→ Excerpted records:
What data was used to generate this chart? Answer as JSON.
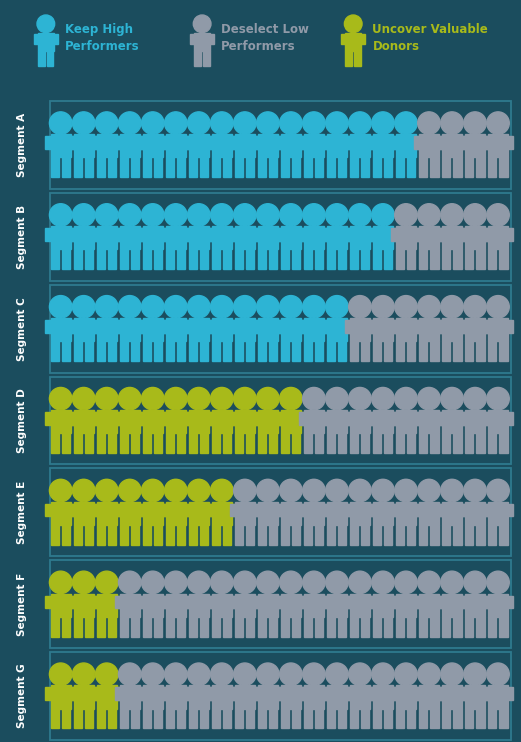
{
  "background_color": "#1b4d5e",
  "border_color": "#2e7a8e",
  "blue_color": "#2db4d4",
  "gray_color": "#909aa8",
  "green_color": "#a8ba1a",
  "text_color": "#ffffff",
  "legend_blue_label": "Keep High\nPerformers",
  "legend_gray_label": "Deselect Low\nPerformers",
  "legend_green_label": "Uncover Valuable\nDonors",
  "segments": [
    "Segment A",
    "Segment B",
    "Segment C",
    "Segment D",
    "Segment E",
    "Segment F",
    "Segment G"
  ],
  "segment_data": [
    {
      "blue": 16,
      "green": 0,
      "gray": 4
    },
    {
      "blue": 15,
      "green": 0,
      "gray": 5
    },
    {
      "blue": 13,
      "green": 0,
      "gray": 7
    },
    {
      "blue": 0,
      "green": 11,
      "gray": 9
    },
    {
      "blue": 0,
      "green": 8,
      "gray": 12
    },
    {
      "blue": 0,
      "green": 3,
      "gray": 17
    },
    {
      "blue": 0,
      "green": 3,
      "gray": 17
    }
  ],
  "figures_per_row": 20,
  "figsize": [
    5.21,
    7.42
  ],
  "dpi": 100
}
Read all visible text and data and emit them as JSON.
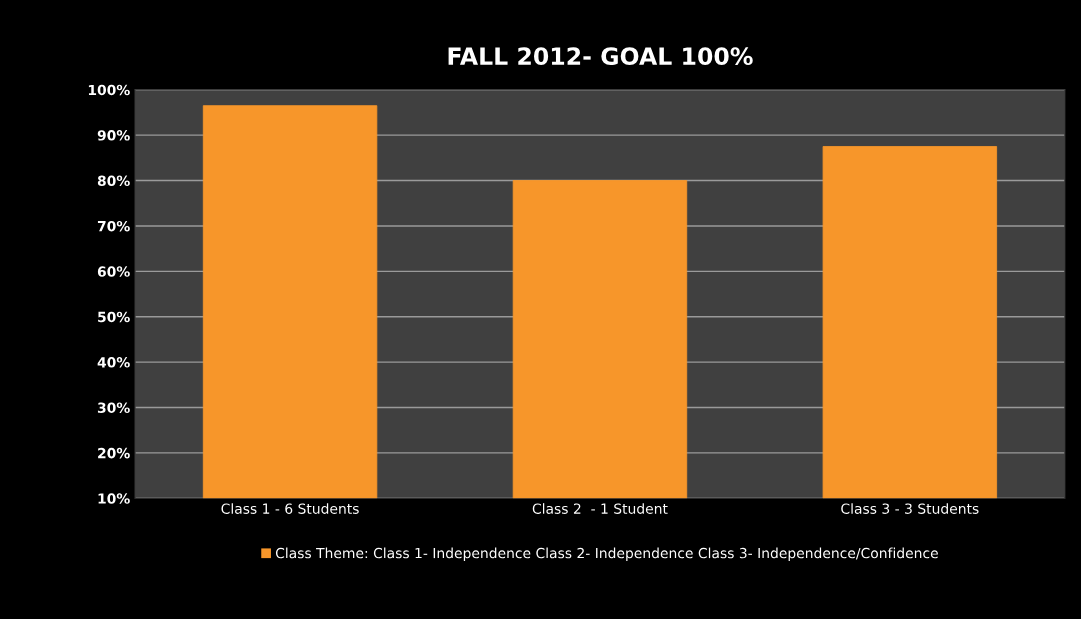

→ Work instructions: Give the data again exactly as written, with all pictures left out.

→ Written answer:
What data was used to generate this chart? Answer as JSON.
{
  "background_color": "#1b4d5e",
  "border_color": "#2e7a8e",
  "blue_color": "#2db4d4",
  "gray_color": "#909aa8",
  "green_color": "#a8ba1a",
  "text_color": "#ffffff",
  "legend_blue_label": "Keep High\nPerformers",
  "legend_gray_label": "Deselect Low\nPerformers",
  "legend_green_label": "Uncover Valuable\nDonors",
  "segments": [
    "Segment A",
    "Segment B",
    "Segment C",
    "Segment D",
    "Segment E",
    "Segment F",
    "Segment G"
  ],
  "segment_data": [
    {
      "blue": 16,
      "green": 0,
      "gray": 4
    },
    {
      "blue": 15,
      "green": 0,
      "gray": 5
    },
    {
      "blue": 13,
      "green": 0,
      "gray": 7
    },
    {
      "blue": 0,
      "green": 11,
      "gray": 9
    },
    {
      "blue": 0,
      "green": 8,
      "gray": 12
    },
    {
      "blue": 0,
      "green": 3,
      "gray": 17
    },
    {
      "blue": 0,
      "green": 3,
      "gray": 17
    }
  ],
  "figures_per_row": 20,
  "figsize": [
    5.21,
    7.42
  ],
  "dpi": 100
}
Read all visible text and data and emit them as JSON.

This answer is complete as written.